Below are some records; reproduce every one of them exactly.

########

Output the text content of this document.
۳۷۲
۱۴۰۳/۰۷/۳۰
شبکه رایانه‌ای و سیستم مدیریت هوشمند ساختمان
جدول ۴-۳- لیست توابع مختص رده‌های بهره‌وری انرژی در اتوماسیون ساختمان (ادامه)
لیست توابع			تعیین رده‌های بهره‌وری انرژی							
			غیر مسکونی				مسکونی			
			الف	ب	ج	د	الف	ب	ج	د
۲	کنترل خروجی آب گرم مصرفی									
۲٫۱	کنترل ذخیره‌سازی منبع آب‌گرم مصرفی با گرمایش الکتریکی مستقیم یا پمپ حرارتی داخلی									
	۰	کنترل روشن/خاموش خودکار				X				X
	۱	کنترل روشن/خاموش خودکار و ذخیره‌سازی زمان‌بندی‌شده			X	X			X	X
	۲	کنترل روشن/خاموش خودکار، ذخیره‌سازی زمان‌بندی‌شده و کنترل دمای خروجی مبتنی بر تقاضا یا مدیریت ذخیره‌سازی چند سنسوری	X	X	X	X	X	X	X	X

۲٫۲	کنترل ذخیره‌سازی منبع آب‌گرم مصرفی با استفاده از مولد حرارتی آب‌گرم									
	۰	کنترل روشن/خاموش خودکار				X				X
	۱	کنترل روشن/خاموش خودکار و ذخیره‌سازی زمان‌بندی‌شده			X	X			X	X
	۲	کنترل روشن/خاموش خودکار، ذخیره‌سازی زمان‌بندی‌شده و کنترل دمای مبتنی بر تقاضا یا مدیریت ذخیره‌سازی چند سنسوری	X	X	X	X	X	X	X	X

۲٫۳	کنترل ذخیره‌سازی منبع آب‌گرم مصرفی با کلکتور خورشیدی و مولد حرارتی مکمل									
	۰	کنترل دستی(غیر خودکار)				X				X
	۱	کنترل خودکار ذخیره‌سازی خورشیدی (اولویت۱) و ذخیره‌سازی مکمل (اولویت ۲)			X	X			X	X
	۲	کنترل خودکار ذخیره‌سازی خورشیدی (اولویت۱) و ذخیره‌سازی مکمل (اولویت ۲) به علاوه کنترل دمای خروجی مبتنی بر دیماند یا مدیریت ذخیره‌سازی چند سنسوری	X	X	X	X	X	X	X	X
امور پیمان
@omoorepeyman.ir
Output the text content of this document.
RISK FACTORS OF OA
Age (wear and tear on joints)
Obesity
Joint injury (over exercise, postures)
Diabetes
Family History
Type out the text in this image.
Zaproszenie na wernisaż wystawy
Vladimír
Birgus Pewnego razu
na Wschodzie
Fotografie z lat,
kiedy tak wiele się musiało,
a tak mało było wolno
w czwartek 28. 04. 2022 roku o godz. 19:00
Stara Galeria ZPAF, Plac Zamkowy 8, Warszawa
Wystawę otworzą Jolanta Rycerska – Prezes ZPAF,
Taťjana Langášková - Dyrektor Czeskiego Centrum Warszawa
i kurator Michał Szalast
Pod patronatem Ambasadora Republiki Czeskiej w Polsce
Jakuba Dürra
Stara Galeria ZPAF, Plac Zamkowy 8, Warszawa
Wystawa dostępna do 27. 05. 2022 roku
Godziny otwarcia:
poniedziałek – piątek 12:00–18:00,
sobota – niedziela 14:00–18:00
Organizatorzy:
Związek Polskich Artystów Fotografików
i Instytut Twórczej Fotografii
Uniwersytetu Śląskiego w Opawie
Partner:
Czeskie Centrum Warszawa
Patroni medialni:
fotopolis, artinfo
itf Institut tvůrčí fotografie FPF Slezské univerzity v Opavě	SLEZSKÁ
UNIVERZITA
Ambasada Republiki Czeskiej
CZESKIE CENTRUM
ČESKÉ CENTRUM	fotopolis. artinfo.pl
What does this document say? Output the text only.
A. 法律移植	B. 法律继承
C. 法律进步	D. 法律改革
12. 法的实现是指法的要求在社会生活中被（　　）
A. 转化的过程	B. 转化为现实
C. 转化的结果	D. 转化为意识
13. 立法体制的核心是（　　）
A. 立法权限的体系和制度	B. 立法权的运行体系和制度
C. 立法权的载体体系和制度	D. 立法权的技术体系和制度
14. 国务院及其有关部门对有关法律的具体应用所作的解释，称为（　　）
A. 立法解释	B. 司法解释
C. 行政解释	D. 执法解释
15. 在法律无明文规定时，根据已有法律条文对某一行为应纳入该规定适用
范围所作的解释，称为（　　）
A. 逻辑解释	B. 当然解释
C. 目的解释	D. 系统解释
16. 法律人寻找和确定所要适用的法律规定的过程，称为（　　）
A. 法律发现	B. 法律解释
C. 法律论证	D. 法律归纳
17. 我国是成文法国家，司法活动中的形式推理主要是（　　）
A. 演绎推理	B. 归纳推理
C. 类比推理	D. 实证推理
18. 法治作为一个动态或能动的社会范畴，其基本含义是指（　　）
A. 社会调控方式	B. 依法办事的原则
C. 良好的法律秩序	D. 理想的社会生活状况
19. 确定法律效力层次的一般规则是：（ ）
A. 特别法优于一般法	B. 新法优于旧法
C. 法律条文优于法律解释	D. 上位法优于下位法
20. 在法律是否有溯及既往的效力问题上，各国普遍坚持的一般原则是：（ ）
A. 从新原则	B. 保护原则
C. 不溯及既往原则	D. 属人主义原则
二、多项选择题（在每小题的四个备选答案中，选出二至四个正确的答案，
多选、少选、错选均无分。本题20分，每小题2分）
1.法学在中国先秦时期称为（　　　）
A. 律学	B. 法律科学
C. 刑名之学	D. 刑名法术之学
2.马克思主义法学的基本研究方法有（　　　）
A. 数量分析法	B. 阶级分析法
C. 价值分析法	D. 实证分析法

########

Finished exercise ->
Output the text content of this document.
۳۷۲
۱۴۰۳/۰۷/۳۰
شبکه رایانه‌ای و سیستم مدیریت هوشمند ساختمان
جدول ۴-۳- لیست توابع مختص رده‌های بهره‌وری انرژی در اتوماسیون ساختمان (ادامه)
لیست توابع			تعیین رده‌های بهره‌وری انرژی							
			غیر مسکونی				مسکونی			
			الف	ب	ج	د	الف	ب	ج	د
۲	کنترل خروجی آب گرم مصرفی									
۲٫۱	کنترل ذخیره‌سازی منبع آب‌گرم مصرفی با گرمایش الکتریکی مستقیم یا پمپ حرارتی داخلی									
	۰	کنترل روشن/خاموش خودکار				X				X
	۱	کنترل روشن/خاموش خودکار و ذخیره‌سازی زمان‌بندی‌شده			X	X			X	X
	۲	کنترل روشن/خاموش خودکار، ذخیره‌سازی زمان‌بندی‌شده و کنترل دمای خروجی مبتنی بر تقاضا یا مدیریت ذخیره‌سازی چند سنسوری	X	X	X	X	X	X	X	X

۲٫۲	کنترل ذخیره‌سازی منبع آب‌گرم مصرفی با استفاده از مولد حرارتی آب‌گرم									
	۰	کنترل روشن/خاموش خودکار				X				X
	۱	کنترل روشن/خاموش خودکار و ذخیره‌سازی زمان‌بندی‌شده			X	X			X	X
	۲	کنترل روشن/خاموش خودکار، ذخیره‌سازی زمان‌بندی‌شده و کنترل دمای مبتنی بر تقاضا یا مدیریت ذخیره‌سازی چند سنسوری	X	X	X	X	X	X	X	X

۲٫۳	کنترل ذخیره‌سازی منبع آب‌گرم مصرفی با کلکتور خورشیدی و مولد حرارتی مکمل									
	۰	کنترل دستی(غیر خودکار)				X				X
	۱	کنترل خودکار ذخیره‌سازی خورشیدی (اولویت۱) و ذخیره‌سازی مکمل (اولویت ۲)			X	X			X	X
	۲	کنترل خودکار ذخیره‌سازی خورشیدی (اولویت۱) و ذخیره‌سازی مکمل (اولویت ۲) به علاوه کنترل دمای خروجی مبتنی بر دیماند یا مدیریت ذخیره‌سازی چند سنسوری	X	X	X	X	X	X	X	X
امور پیمان
@omoorepeyman.ir
Output the text content of this document.
RISK FACTORS OF OA
Age (wear and tear on joints)
Obesity
Joint injury (over exercise, postures)
Diabetes
Family History
Type out the text in this image.
Zaproszenie na wernisaż wystawy
Vladimír
Birgus Pewnego razu
na Wschodzie
Fotografie z lat,
kiedy tak wiele się musiało,
a tak mało było wolno
w czwartek 28. 04. 2022 roku o godz. 19:00
Stara Galeria ZPAF, Plac Zamkowy 8, Warszawa
Wystawę otworzą Jolanta Rycerska – Prezes ZPAF,
Taťjana Langášková - Dyrektor Czeskiego Centrum Warszawa
i kurator Michał Szalast
Pod patronatem Ambasadora Republiki Czeskiej w Polsce
Jakuba Dürra
Stara Galeria ZPAF, Plac Zamkowy 8, Warszawa
Wystawa dostępna do 27. 05. 2022 roku
Godziny otwarcia:
poniedziałek – piątek 12:00–18:00,
sobota – niedziela 14:00–18:00
Organizatorzy:
Związek Polskich Artystów Fotografików
i Instytut Twórczej Fotografii
Uniwersytetu Śląskiego w Opawie
Partner:
Czeskie Centrum Warszawa
Patroni medialni:
fotopolis, artinfo
itf Institut tvůrčí fotografie FPF Slezské univerzity v Opavě	SLEZSKÁ
UNIVERZITA
Ambasada Republiki Czeskiej
CZESKIE CENTRUM
ČESKÉ CENTRUM	fotopolis. artinfo.pl
What does this document say? Output the text only.
A. 法律移植	B. 法律继承
C. 法律进步	D. 法律改革
12. 法的实现是指法的要求在社会生活中被（　　）
A. 转化的过程	B. 转化为现实
C. 转化的结果	D. 转化为意识
13. 立法体制的核心是（　　）
A. 立法权限的体系和制度	B. 立法权的运行体系和制度
C. 立法权的载体体系和制度	D. 立法权的技术体系和制度
14. 国务院及其有关部门对有关法律的具体应用所作的解释，称为（　　）
A. 立法解释	B. 司法解释
C. 行政解释	D. 执法解释
15. 在法律无明文规定时，根据已有法律条文对某一行为应纳入该规定适用
范围所作的解释，称为（　　）
A. 逻辑解释	B. 当然解释
C. 目的解释	D. 系统解释
16. 法律人寻找和确定所要适用的法律规定的过程，称为（　　）
A. 法律发现	B. 法律解释
C. 法律论证	D. 法律归纳
17. 我国是成文法国家，司法活动中的形式推理主要是（　　）
A. 演绎推理	B. 归纳推理
C. 类比推理	D. 实证推理
18. 法治作为一个动态或能动的社会范畴，其基本含义是指（　　）
A. 社会调控方式	B. 依法办事的原则
C. 良好的法律秩序	D. 理想的社会生活状况
19. 确定法律效力层次的一般规则是：（ ）
A. 特别法优于一般法	B. 新法优于旧法
C. 法律条文优于法律解释	D. 上位法优于下位法
20. 在法律是否有溯及既往的效力问题上，各国普遍坚持的一般原则是：（ ）
A. 从新原则	B. 保护原则
C. 不溯及既往原则	D. 属人主义原则
二、多项选择题（在每小题的四个备选答案中，选出二至四个正确的答案，
多选、少选、错选均无分。本题20分，每小题2分）
1.法学在中国先秦时期称为（　　　）
A. 律学	B. 法律科学
C. 刑名之学	D. 刑名法术之学
2.马克思主义法学的基本研究方法有（　　　）
A. 数量分析法	B. 阶级分析法
C. 价值分析法	D. 实证分析法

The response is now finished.